> **DO THIS**
What is the number of lines in these entries that contain "JSON"? State it alone.

> **RECORDS SUPPLIED**
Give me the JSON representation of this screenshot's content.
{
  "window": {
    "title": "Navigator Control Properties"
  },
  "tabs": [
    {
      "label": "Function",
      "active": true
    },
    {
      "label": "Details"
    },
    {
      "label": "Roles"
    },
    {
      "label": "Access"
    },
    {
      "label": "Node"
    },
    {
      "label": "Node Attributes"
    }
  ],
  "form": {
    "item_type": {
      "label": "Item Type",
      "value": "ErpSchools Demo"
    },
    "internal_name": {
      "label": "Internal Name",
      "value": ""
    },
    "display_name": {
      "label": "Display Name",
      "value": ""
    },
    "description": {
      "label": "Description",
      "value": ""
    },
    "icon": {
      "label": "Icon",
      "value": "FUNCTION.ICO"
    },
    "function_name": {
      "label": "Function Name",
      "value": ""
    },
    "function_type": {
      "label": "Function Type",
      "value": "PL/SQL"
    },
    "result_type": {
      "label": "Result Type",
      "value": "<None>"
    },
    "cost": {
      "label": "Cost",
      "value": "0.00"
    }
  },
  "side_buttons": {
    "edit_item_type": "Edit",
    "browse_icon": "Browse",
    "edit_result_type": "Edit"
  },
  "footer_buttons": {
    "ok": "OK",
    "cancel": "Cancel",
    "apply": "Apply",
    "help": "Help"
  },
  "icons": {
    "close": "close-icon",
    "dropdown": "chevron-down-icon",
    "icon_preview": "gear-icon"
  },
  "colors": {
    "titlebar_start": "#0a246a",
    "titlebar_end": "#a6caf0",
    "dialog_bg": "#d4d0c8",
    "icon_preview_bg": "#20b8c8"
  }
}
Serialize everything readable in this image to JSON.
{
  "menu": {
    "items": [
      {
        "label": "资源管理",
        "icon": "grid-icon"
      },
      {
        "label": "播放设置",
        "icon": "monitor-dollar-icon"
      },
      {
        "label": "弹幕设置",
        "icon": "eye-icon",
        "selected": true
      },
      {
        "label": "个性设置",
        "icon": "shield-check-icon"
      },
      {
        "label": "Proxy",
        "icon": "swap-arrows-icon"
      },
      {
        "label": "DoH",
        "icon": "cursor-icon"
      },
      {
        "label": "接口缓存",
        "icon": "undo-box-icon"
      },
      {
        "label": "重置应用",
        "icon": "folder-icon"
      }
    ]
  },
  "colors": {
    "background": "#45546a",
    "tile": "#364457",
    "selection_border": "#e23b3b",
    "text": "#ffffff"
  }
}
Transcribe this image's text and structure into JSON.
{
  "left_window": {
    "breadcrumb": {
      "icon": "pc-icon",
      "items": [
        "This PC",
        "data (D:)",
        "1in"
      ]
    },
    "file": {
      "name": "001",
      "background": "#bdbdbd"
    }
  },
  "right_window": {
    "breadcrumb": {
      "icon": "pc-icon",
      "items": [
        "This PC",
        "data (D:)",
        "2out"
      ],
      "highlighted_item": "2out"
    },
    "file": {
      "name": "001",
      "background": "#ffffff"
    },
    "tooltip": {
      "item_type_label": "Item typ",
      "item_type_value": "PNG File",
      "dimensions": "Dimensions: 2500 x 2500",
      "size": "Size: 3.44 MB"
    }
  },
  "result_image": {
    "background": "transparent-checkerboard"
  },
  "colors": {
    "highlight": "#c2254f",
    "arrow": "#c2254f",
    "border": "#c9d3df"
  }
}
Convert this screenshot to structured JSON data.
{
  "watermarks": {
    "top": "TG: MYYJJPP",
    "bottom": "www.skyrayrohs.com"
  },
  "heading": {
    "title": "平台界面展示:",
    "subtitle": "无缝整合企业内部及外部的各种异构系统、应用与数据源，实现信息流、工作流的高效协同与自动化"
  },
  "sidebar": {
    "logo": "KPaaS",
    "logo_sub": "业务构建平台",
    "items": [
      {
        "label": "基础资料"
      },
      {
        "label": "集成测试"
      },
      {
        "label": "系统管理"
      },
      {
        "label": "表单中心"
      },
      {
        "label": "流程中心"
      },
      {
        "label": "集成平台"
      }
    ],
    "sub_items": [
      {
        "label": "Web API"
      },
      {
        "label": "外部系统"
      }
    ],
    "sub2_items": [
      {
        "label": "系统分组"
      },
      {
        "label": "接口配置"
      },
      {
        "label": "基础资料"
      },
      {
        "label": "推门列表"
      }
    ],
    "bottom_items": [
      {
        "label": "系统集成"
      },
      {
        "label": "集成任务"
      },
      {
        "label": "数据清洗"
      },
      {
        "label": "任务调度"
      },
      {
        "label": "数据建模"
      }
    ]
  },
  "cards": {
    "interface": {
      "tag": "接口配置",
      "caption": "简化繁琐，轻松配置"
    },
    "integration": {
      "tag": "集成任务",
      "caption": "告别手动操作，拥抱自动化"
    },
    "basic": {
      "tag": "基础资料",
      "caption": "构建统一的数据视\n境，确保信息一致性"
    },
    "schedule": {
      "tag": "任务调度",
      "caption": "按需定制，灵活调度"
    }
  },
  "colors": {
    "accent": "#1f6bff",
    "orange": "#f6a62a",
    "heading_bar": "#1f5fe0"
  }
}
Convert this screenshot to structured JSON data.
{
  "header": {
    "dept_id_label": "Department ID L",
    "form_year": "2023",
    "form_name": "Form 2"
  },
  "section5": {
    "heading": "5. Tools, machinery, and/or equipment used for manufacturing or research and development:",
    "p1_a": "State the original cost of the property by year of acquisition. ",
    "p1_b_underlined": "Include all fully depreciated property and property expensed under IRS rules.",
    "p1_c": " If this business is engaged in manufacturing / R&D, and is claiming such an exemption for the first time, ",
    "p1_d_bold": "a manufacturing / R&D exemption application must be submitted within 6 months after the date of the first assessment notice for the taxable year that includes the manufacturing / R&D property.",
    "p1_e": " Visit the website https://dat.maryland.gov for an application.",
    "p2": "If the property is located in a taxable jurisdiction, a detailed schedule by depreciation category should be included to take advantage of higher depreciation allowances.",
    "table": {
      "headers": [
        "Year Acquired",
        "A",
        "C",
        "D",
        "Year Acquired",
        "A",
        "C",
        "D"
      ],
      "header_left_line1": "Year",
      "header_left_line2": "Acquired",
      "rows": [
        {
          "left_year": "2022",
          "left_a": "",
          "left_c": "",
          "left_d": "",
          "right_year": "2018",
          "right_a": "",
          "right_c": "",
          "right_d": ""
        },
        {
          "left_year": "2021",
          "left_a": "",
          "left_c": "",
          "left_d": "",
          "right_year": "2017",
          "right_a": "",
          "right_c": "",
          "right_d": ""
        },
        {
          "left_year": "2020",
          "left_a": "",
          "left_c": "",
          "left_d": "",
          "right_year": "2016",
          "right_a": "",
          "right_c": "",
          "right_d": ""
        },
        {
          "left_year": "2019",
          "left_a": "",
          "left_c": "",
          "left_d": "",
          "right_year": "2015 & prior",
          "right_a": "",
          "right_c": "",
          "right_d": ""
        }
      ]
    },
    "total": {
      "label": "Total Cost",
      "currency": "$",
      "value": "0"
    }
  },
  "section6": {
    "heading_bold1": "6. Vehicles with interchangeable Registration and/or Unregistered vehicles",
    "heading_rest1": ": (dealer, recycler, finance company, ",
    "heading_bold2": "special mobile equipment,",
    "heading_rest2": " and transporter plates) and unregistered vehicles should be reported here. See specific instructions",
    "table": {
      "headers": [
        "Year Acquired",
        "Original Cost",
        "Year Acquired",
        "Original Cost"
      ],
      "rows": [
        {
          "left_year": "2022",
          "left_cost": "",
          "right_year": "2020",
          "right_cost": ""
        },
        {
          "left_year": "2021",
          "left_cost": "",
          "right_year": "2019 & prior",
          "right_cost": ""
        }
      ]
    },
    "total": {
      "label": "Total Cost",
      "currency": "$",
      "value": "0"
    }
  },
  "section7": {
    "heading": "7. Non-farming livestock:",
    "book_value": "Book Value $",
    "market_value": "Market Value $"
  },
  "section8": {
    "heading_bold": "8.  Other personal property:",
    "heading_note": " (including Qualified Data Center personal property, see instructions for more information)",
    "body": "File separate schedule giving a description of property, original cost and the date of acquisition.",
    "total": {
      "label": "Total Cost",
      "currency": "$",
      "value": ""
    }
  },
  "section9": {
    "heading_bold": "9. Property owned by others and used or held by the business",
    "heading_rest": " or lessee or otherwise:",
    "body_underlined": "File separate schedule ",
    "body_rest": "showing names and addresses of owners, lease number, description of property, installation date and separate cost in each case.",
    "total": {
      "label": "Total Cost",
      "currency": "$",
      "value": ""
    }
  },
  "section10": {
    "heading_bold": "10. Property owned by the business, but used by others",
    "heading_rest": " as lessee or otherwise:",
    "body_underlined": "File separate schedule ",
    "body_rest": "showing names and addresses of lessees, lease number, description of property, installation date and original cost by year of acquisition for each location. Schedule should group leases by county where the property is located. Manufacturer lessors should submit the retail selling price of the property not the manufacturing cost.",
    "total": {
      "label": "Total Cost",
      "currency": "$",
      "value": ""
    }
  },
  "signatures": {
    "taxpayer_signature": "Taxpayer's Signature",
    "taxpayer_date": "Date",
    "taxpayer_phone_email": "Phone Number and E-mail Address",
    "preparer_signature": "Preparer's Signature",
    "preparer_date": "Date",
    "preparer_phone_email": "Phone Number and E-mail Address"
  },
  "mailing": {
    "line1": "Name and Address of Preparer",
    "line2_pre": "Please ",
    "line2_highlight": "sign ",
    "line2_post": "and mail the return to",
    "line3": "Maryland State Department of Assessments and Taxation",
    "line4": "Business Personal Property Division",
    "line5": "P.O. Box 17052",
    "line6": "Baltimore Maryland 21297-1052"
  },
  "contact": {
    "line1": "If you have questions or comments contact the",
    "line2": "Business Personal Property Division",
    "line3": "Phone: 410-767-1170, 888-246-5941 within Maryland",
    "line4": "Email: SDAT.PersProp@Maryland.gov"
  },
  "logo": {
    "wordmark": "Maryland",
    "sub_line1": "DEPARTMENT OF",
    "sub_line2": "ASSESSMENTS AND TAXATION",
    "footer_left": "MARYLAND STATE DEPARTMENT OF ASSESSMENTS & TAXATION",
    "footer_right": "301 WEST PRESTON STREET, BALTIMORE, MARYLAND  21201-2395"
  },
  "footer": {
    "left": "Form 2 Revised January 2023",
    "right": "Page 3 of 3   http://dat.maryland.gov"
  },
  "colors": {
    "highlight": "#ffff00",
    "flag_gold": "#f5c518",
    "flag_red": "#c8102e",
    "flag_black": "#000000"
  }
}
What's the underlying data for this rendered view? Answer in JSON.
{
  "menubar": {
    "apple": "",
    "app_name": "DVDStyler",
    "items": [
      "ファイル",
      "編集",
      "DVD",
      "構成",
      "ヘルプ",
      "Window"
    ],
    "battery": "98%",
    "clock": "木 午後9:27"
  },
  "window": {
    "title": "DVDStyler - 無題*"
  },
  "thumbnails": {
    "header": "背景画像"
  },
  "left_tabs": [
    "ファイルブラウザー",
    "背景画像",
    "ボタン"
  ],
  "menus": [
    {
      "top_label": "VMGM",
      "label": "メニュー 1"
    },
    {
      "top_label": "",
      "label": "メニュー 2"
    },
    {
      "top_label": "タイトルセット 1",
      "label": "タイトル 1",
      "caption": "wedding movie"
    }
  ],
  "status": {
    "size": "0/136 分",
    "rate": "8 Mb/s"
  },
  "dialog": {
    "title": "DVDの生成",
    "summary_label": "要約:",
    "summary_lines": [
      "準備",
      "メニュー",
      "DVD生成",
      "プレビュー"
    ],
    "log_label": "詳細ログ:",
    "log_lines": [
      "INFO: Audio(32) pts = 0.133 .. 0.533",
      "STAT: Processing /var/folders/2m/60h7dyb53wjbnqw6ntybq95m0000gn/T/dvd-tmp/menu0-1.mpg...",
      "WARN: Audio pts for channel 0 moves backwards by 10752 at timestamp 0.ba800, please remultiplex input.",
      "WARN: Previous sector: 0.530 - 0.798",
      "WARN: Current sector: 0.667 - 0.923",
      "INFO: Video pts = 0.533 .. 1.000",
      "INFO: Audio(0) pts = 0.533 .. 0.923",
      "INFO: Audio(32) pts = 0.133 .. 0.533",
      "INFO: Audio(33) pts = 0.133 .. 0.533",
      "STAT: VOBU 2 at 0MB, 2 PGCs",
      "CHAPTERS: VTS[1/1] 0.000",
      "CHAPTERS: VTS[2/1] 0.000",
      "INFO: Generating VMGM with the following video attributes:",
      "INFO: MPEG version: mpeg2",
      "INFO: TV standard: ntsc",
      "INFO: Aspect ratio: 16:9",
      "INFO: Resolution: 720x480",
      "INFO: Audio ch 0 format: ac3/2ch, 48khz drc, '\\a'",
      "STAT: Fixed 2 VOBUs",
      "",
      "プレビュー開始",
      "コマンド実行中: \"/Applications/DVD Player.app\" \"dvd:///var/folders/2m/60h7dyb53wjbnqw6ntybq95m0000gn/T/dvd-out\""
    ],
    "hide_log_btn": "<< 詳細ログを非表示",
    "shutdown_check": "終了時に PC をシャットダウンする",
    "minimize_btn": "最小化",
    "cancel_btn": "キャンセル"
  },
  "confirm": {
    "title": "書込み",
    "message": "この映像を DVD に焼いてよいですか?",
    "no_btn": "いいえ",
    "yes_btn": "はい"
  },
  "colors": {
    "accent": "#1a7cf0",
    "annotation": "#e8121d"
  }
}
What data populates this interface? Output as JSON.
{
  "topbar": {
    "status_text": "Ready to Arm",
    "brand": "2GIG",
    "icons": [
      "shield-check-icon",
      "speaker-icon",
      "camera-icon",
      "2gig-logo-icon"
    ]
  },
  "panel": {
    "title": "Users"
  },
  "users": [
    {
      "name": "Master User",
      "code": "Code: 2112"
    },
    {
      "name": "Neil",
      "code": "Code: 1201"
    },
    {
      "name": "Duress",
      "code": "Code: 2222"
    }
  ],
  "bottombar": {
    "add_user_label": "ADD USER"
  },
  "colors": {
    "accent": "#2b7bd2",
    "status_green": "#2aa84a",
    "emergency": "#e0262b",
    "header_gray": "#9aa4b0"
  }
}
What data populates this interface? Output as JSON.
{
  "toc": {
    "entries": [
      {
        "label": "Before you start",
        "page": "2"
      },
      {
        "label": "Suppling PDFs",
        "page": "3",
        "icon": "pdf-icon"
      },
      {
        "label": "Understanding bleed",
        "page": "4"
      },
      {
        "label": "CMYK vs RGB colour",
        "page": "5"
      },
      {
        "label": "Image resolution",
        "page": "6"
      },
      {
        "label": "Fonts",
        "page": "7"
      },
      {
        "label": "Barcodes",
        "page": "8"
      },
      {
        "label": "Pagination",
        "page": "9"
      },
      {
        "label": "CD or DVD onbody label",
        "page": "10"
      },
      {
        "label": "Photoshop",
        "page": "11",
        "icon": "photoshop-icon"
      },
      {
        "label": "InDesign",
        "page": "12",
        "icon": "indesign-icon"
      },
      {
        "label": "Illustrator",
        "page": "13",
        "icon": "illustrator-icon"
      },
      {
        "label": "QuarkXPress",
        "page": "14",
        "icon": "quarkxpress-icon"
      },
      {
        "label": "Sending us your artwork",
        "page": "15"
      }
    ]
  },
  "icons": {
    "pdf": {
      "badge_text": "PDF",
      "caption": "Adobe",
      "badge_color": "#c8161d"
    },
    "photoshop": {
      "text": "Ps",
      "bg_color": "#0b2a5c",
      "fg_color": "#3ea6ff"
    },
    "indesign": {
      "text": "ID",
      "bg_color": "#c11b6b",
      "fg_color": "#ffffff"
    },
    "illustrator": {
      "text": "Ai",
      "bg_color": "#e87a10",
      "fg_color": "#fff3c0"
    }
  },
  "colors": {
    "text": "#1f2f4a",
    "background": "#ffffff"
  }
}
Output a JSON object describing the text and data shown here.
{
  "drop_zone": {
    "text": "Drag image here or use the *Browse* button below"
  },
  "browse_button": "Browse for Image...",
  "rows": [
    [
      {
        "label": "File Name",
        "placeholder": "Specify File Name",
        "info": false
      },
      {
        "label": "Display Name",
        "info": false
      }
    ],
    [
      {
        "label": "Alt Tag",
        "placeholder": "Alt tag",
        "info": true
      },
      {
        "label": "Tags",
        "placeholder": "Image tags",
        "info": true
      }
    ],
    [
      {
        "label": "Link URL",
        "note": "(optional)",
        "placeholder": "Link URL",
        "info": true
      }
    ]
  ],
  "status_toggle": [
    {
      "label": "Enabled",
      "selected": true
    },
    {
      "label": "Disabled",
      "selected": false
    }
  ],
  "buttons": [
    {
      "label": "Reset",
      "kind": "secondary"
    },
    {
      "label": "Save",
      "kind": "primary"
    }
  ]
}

> **TASK SOLUTION**
9